**WHAT IS REQUIRED**
Retype the data that follows line by line, exactly, and leave its pictures out.

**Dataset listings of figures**

-=-=-

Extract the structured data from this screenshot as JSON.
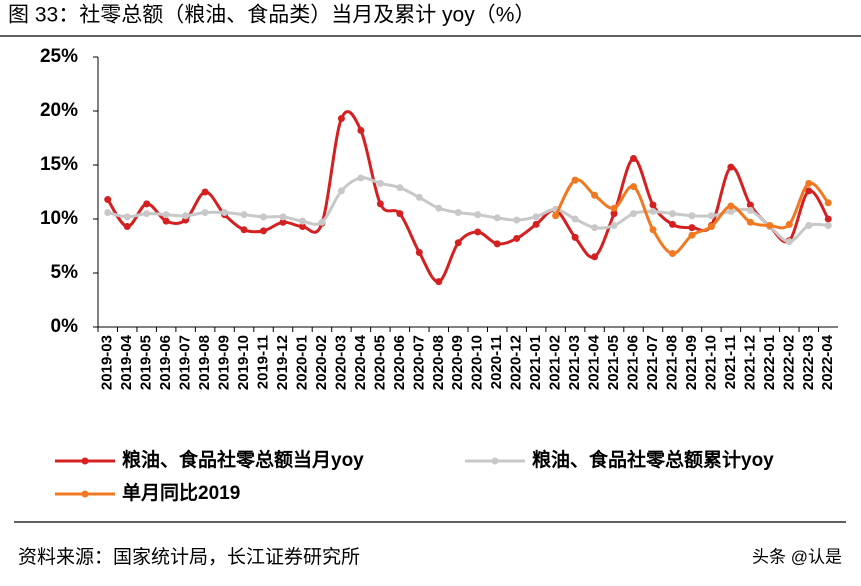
{
  "chart_data": {
    "type": "line",
    "title": "图 33：社零总额（粮油、食品类）当月及累计 yoy（%）",
    "source": "资料来源：国家统计局，长江证券研究所",
    "watermark": "头条 @认是",
    "categories": [
      "2019-03",
      "2019-04",
      "2019-05",
      "2019-06",
      "2019-07",
      "2019-08",
      "2019-09",
      "2019-10",
      "2019-11",
      "2019-12",
      "2020-01",
      "2020-02",
      "2020-03",
      "2020-04",
      "2020-05",
      "2020-06",
      "2020-07",
      "2020-08",
      "2020-09",
      "2020-10",
      "2020-11",
      "2020-12",
      "2021-01",
      "2021-02",
      "2021-03",
      "2021-04",
      "2021-05",
      "2021-06",
      "2021-07",
      "2021-08",
      "2021-09",
      "2021-10",
      "2021-11",
      "2021-12",
      "2022-01",
      "2022-02",
      "2022-03",
      "2022-04"
    ],
    "series": [
      {
        "name": "粮油、食品社零总额当月yoy",
        "color": "#d42020",
        "values": [
          11.8,
          9.3,
          11.4,
          9.8,
          9.9,
          12.5,
          10.4,
          9.0,
          8.9,
          9.7,
          9.3,
          9.6,
          19.3,
          18.2,
          11.4,
          10.5,
          6.9,
          4.2,
          7.8,
          8.8,
          7.7,
          8.2,
          9.5,
          10.8,
          8.3,
          6.5,
          10.5,
          15.6,
          11.3,
          9.5,
          9.2,
          9.4,
          14.8,
          11.3,
          9.3,
          8.0,
          12.6,
          10.0
        ]
      },
      {
        "name": "粮油、食品社零总额累计yoy",
        "color": "#c8c8c8",
        "values": [
          10.6,
          10.2,
          10.5,
          10.4,
          10.3,
          10.6,
          10.6,
          10.4,
          10.2,
          10.2,
          9.8,
          9.7,
          12.6,
          13.8,
          13.3,
          12.9,
          12.0,
          11.0,
          10.6,
          10.4,
          10.1,
          9.9,
          10.2,
          10.9,
          10.0,
          9.2,
          9.4,
          10.5,
          10.7,
          10.5,
          10.3,
          10.3,
          10.7,
          10.8,
          9.3,
          7.9,
          9.4,
          9.4
        ]
      },
      {
        "name": "单月同比2019",
        "color": "#f07820",
        "values": [
          null,
          null,
          null,
          null,
          null,
          null,
          null,
          null,
          null,
          null,
          null,
          null,
          null,
          null,
          null,
          null,
          null,
          null,
          null,
          null,
          null,
          null,
          null,
          10.3,
          13.6,
          12.2,
          11.0,
          13.0,
          9.0,
          6.8,
          8.5,
          9.3,
          11.2,
          9.7,
          9.4,
          9.5,
          13.3,
          11.5
        ]
      }
    ],
    "ylim": [
      0,
      25
    ],
    "yticks": [
      {
        "value": 0,
        "label": "0%"
      },
      {
        "value": 5,
        "label": "5%"
      },
      {
        "value": 10,
        "label": "10%"
      },
      {
        "value": 15,
        "label": "15%"
      },
      {
        "value": 20,
        "label": "20%"
      },
      {
        "value": 25,
        "label": "25%"
      }
    ],
    "grid": false
  }
}
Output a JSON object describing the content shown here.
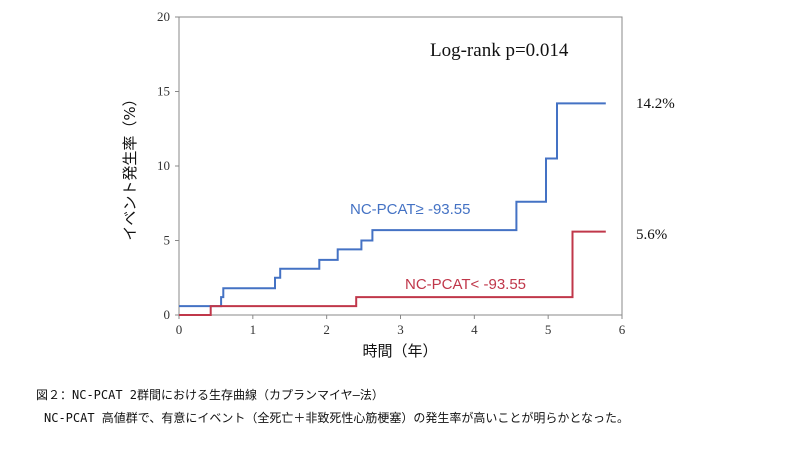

-=-=-

**SOLUTION TO THIS TASK**
Extract the structured data from this screenshot as JSON.
{
  "chart_data": {
    "type": "line",
    "title": "图 33：社零总额（粮油、食品类）当月及累计 yoy（%）",
    "source": "资料来源：国家统计局，长江证券研究所",
    "watermark": "头条 @认是",
    "categories": [
      "2019-03",
      "2019-04",
      "2019-05",
      "2019-06",
      "2019-07",
      "2019-08",
      "2019-09",
      "2019-10",
      "2019-11",
      "2019-12",
      "2020-01",
      "2020-02",
      "2020-03",
      "2020-04",
      "2020-05",
      "2020-06",
      "2020-07",
      "2020-08",
      "2020-09",
      "2020-10",
      "2020-11",
      "2020-12",
      "2021-01",
      "2021-02",
      "2021-03",
      "2021-04",
      "2021-05",
      "2021-06",
      "2021-07",
      "2021-08",
      "2021-09",
      "2021-10",
      "2021-11",
      "2021-12",
      "2022-01",
      "2022-02",
      "2022-03",
      "2022-04"
    ],
    "series": [
      {
        "name": "粮油、食品社零总额当月yoy",
        "color": "#d42020",
        "values": [
          11.8,
          9.3,
          11.4,
          9.8,
          9.9,
          12.5,
          10.4,
          9.0,
          8.9,
          9.7,
          9.3,
          9.6,
          19.3,
          18.2,
          11.4,
          10.5,
          6.9,
          4.2,
          7.8,
          8.8,
          7.7,
          8.2,
          9.5,
          10.8,
          8.3,
          6.5,
          10.5,
          15.6,
          11.3,
          9.5,
          9.2,
          9.4,
          14.8,
          11.3,
          9.3,
          8.0,
          12.6,
          10.0
        ]
      },
      {
        "name": "粮油、食品社零总额累计yoy",
        "color": "#c8c8c8",
        "values": [
          10.6,
          10.2,
          10.5,
          10.4,
          10.3,
          10.6,
          10.6,
          10.4,
          10.2,
          10.2,
          9.8,
          9.7,
          12.6,
          13.8,
          13.3,
          12.9,
          12.0,
          11.0,
          10.6,
          10.4,
          10.1,
          9.9,
          10.2,
          10.9,
          10.0,
          9.2,
          9.4,
          10.5,
          10.7,
          10.5,
          10.3,
          10.3,
          10.7,
          10.8,
          9.3,
          7.9,
          9.4,
          9.4
        ]
      },
      {
        "name": "单月同比2019",
        "color": "#f07820",
        "values": [
          null,
          null,
          null,
          null,
          null,
          null,
          null,
          null,
          null,
          null,
          null,
          null,
          null,
          null,
          null,
          null,
          null,
          null,
          null,
          null,
          null,
          null,
          null,
          10.3,
          13.6,
          12.2,
          11.0,
          13.0,
          9.0,
          6.8,
          8.5,
          9.3,
          11.2,
          9.7,
          9.4,
          9.5,
          13.3,
          11.5
        ]
      }
    ],
    "ylim": [
      0,
      25
    ],
    "yticks": [
      {
        "value": 0,
        "label": "0%"
      },
      {
        "value": 5,
        "label": "5%"
      },
      {
        "value": 10,
        "label": "10%"
      },
      {
        "value": 15,
        "label": "15%"
      },
      {
        "value": 20,
        "label": "20%"
      },
      {
        "value": 25,
        "label": "25%"
      }
    ],
    "grid": false
  }
}
Output a JSON object describing the content shown here.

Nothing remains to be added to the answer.